• [MATERIAL SUPPLIED]:

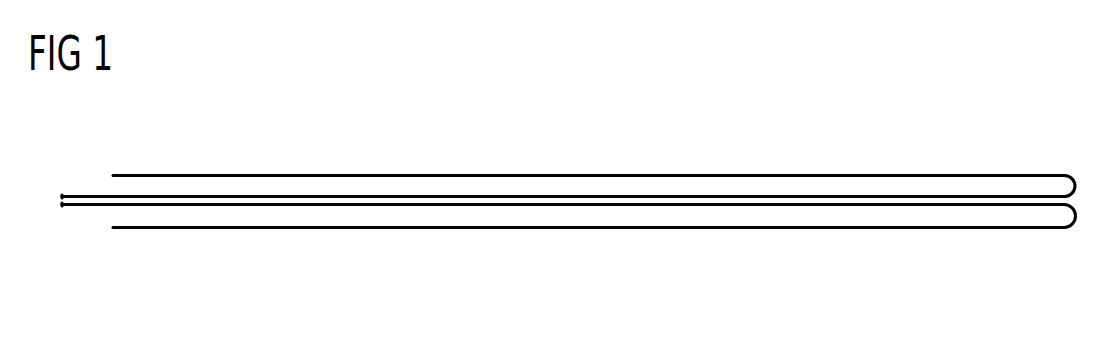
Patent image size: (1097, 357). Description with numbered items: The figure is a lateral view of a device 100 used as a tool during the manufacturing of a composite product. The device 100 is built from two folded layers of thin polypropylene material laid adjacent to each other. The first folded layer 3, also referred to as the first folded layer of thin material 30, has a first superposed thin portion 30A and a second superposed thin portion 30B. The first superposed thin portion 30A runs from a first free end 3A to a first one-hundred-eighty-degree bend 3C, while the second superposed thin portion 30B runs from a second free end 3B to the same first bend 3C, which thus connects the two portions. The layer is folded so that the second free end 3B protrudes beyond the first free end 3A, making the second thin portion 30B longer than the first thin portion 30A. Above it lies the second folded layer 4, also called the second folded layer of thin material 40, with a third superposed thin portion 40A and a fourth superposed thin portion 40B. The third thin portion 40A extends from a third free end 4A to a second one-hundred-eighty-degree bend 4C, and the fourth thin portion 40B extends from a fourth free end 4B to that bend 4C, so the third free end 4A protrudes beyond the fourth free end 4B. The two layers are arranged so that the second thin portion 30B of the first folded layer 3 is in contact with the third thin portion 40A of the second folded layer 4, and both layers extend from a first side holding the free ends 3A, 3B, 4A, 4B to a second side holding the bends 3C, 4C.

The device 100 is at (802, 117).
The second folded layer 4 is at (872, 175).
The third free end 4A is at (62, 197).
The fourth free end 4B is at (113, 175).
The second 180° bend 4C is at (1063, 174).
The second folded layer of thin material 40 is at (87, 197).
The third superposed thin portion 40A is at (731, 196).
The fourth superposed thin portion 40B is at (608, 175).
The first folded layer 3 is at (827, 228).
The first free end 3A is at (113, 228).
The second free end 3B is at (62, 206).
The first 180° bend 3C is at (1065, 229).
The first folded layer of thin material 30 is at (88, 207).
The first superposed thin portion 30A is at (630, 228).
The second superposed thin portion 30B is at (938, 205).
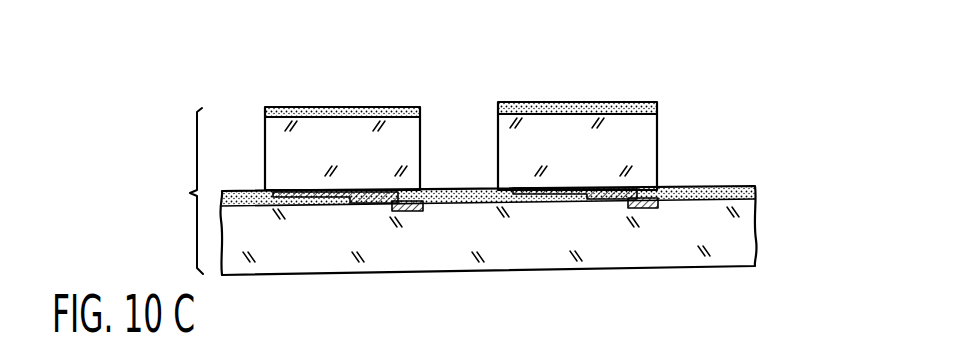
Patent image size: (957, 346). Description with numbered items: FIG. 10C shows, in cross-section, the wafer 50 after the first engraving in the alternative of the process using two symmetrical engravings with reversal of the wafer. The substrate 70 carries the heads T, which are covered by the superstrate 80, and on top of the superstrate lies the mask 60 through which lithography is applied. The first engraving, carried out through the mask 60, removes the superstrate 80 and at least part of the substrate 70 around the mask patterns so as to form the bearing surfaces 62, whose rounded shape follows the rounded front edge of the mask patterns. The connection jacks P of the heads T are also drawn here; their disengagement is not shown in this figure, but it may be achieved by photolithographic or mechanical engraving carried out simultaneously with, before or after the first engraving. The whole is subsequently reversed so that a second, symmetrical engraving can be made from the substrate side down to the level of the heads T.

The wafer 50 is at (177, 191).
The mask 60 is at (423, 108).
The bearing surfaces 62 is at (421, 150).
The superstrate 80 is at (657, 130).
The substrate 70 is at (745, 222).
The connection jacks P is at (532, 188).
The heads T is at (380, 208).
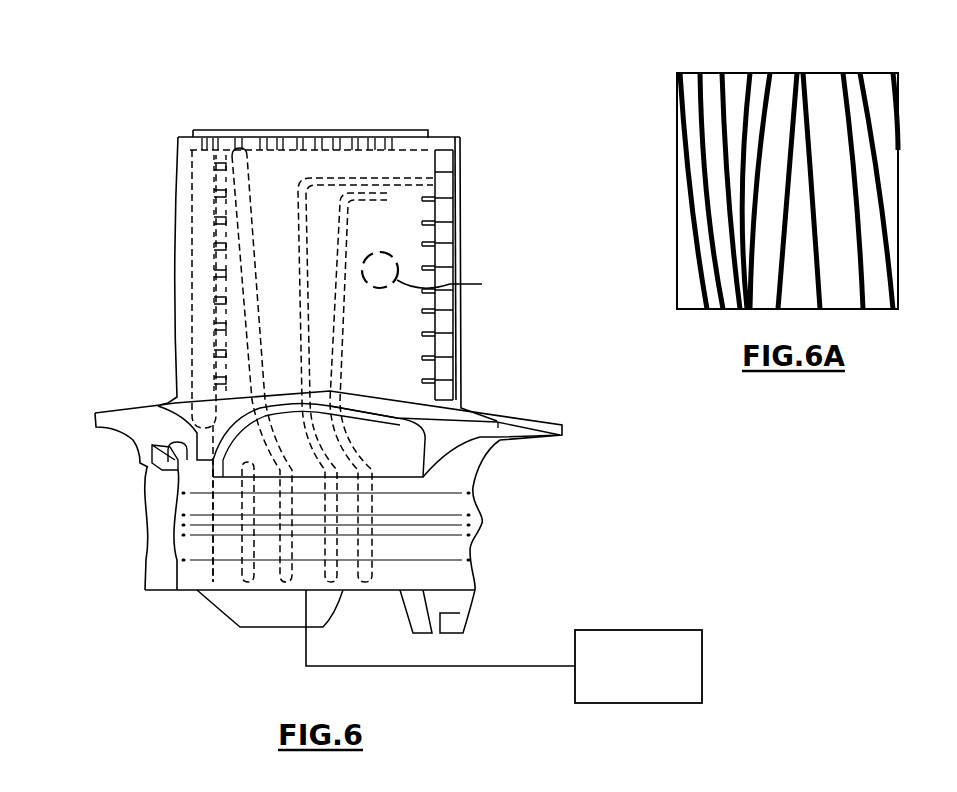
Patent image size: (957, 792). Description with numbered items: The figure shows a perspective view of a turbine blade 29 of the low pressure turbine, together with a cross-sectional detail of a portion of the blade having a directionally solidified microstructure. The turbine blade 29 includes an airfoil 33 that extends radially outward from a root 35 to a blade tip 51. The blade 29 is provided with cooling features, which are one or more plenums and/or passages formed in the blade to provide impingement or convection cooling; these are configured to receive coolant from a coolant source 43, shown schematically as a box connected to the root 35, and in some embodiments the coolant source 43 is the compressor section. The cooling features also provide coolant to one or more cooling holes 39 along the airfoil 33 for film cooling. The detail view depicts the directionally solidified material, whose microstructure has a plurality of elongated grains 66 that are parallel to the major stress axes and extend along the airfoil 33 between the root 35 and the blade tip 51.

In FIG. 6, the turbine blade 29 is at (470, 104).
In FIG. 6, the airfoil 33 is at (166, 214).
In FIG. 6, the root 35 is at (106, 502).
In FIG. 6, the cooling holes 39 is at (450, 200).
In FIG. 6, the coolant source 43 is at (654, 678).
In FIG. 6, the blade tip 51 is at (228, 130).
In FIG. 6A, the elongated grains 66 is at (823, 95).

• [THE PROBLEM]: Copy every line of the records above word for word, leaving out the pictures.

• [SOLUTION TO THIS PROBLEM]:
Patent image size: (1097, 357). Description with numbered items: The figure is a lateral view of a device 100 used as a tool during the manufacturing of a composite product. The device 100 is built from two folded layers of thin polypropylene material laid adjacent to each other. The first folded layer 3, also referred to as the first folded layer of thin material 30, has a first superposed thin portion 30A and a second superposed thin portion 30B. The first superposed thin portion 30A runs from a first free end 3A to a first one-hundred-eighty-degree bend 3C, while the second superposed thin portion 30B runs from a second free end 3B to the same first bend 3C, which thus connects the two portions. The layer is folded so that the second free end 3B protrudes beyond the first free end 3A, making the second thin portion 30B longer than the first thin portion 30A. Above it lies the second folded layer 4, also called the second folded layer of thin material 40, with a third superposed thin portion 40A and a fourth superposed thin portion 40B. The third thin portion 40A extends from a third free end 4A to a second one-hundred-eighty-degree bend 4C, and the fourth thin portion 40B extends from a fourth free end 4B to that bend 4C, so the third free end 4A protrudes beyond the fourth free end 4B. The two layers are arranged so that the second thin portion 30B of the first folded layer 3 is in contact with the third thin portion 40A of the second folded layer 4, and both layers extend from a first side holding the free ends 3A, 3B, 4A, 4B to a second side holding the bends 3C, 4C.

The device 100 is at (802, 117).
The second folded layer 4 is at (872, 175).
The third free end 4A is at (62, 197).
The fourth free end 4B is at (113, 175).
The second 180° bend 4C is at (1063, 174).
The second folded layer of thin material 40 is at (87, 197).
The third superposed thin portion 40A is at (731, 196).
The fourth superposed thin portion 40B is at (608, 175).
The first folded layer 3 is at (827, 228).
The first free end 3A is at (113, 228).
The second free end 3B is at (62, 206).
The first 180° bend 3C is at (1065, 229).
The first folded layer of thin material 30 is at (88, 207).
The first superposed thin portion 30A is at (630, 228).
The second superposed thin portion 30B is at (938, 205).
Patent image size: (957, 346). Description with numbered items: FIG. 10C shows, in cross-section, the wafer 50 after the first engraving in the alternative of the process using two symmetrical engravings with reversal of the wafer. The substrate 70 carries the heads T, which are covered by the superstrate 80, and on top of the superstrate lies the mask 60 through which lithography is applied. The first engraving, carried out through the mask 60, removes the superstrate 80 and at least part of the substrate 70 around the mask patterns so as to form the bearing surfaces 62, whose rounded shape follows the rounded front edge of the mask patterns. The connection jacks P of the heads T are also drawn here; their disengagement is not shown in this figure, but it may be achieved by photolithographic or mechanical engraving carried out simultaneously with, before or after the first engraving. The whole is subsequently reversed so that a second, symmetrical engraving can be made from the substrate side down to the level of the heads T.

The wafer 50 is at (177, 191).
The mask 60 is at (423, 108).
The bearing surfaces 62 is at (421, 150).
The superstrate 80 is at (657, 130).
The substrate 70 is at (745, 222).
The connection jacks P is at (532, 188).
The heads T is at (380, 208).
Patent image size: (957, 792). Description with numbered items: The figure shows a perspective view of a turbine blade 29 of the low pressure turbine, together with a cross-sectional detail of a portion of the blade having a directionally solidified microstructure. The turbine blade 29 includes an airfoil 33 that extends radially outward from a root 35 to a blade tip 51. The blade 29 is provided with cooling features, which are one or more plenums and/or passages formed in the blade to provide impingement or convection cooling; these are configured to receive coolant from a coolant source 43, shown schematically as a box connected to the root 35, and in some embodiments the coolant source 43 is the compressor section. The cooling features also provide coolant to one or more cooling holes 39 along the airfoil 33 for film cooling. The detail view depicts the directionally solidified material, whose microstructure has a plurality of elongated grains 66 that are parallel to the major stress axes and extend along the airfoil 33 between the root 35 and the blade tip 51.

In FIG. 6, the turbine blade 29 is at (470, 104).
In FIG. 6, the airfoil 33 is at (166, 214).
In FIG. 6, the root 35 is at (106, 502).
In FIG. 6, the cooling holes 39 is at (450, 200).
In FIG. 6, the coolant source 43 is at (654, 678).
In FIG. 6, the blade tip 51 is at (228, 130).
In FIG. 6A, the elongated grains 66 is at (823, 95).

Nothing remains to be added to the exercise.